» DATA IN THIS EXERCISE:
+-------+

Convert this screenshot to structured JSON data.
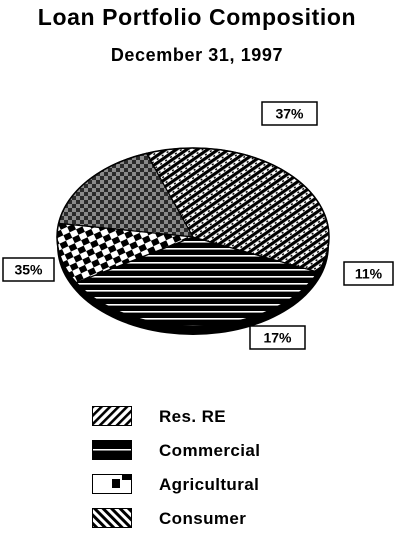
{
  "header": {
    "title": "Loan Portfolio Composition",
    "subtitle": "December 31, 1997"
  },
  "chart_data": {
    "type": "pie",
    "title": "Loan Portfolio Composition",
    "subtitle": "December 31, 1997",
    "legend_position": "bottom",
    "slices": [
      {
        "name": "Res. RE",
        "value": 37,
        "label": "37%",
        "pattern": "diagonal-dots"
      },
      {
        "name": "Commercial",
        "value": 35,
        "label": "35%",
        "pattern": "horizontal-stripes"
      },
      {
        "name": "Agricultural",
        "value": 11,
        "label": "11%",
        "pattern": "checker"
      },
      {
        "name": "Consumer",
        "value": 17,
        "label": "17%",
        "pattern": "dark-checker"
      }
    ]
  },
  "legend": {
    "items": [
      {
        "label": "Res. RE",
        "pattern": "diagonal-hatch"
      },
      {
        "label": "Commercial",
        "pattern": "horizontal-stripes"
      },
      {
        "label": "Agricultural",
        "pattern": "checker"
      },
      {
        "label": "Consumer",
        "pattern": "back-diagonal-hatch"
      }
    ]
  }
}
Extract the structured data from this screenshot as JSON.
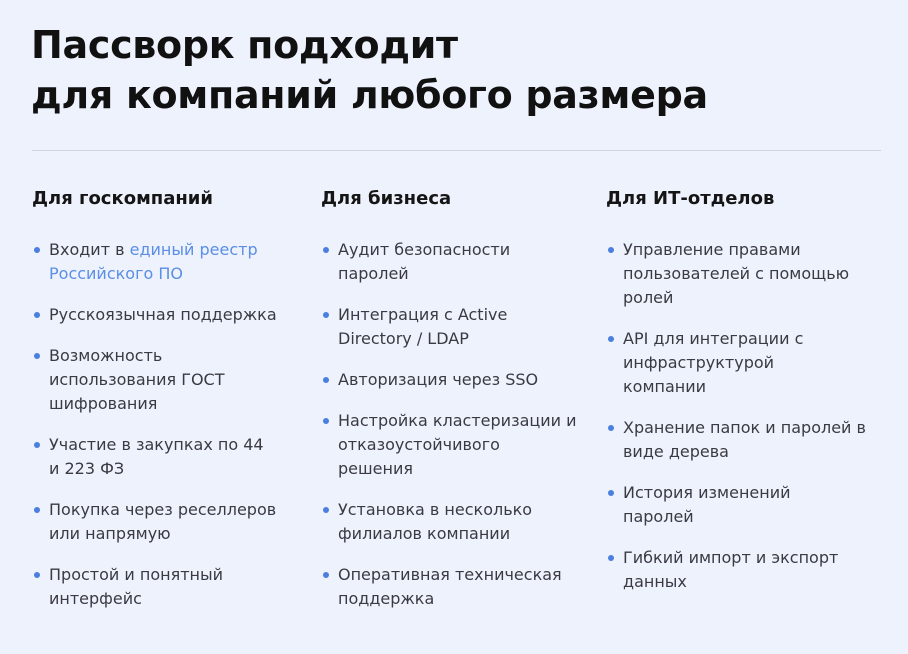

+-------+

» TASK BRIEF:
Find "JSON". Copy every line it occurs in.

» EXERCISE ANSWER:
Convert this screenshot to structured JSON data.
Extract the structured data from this screenshot as JSON.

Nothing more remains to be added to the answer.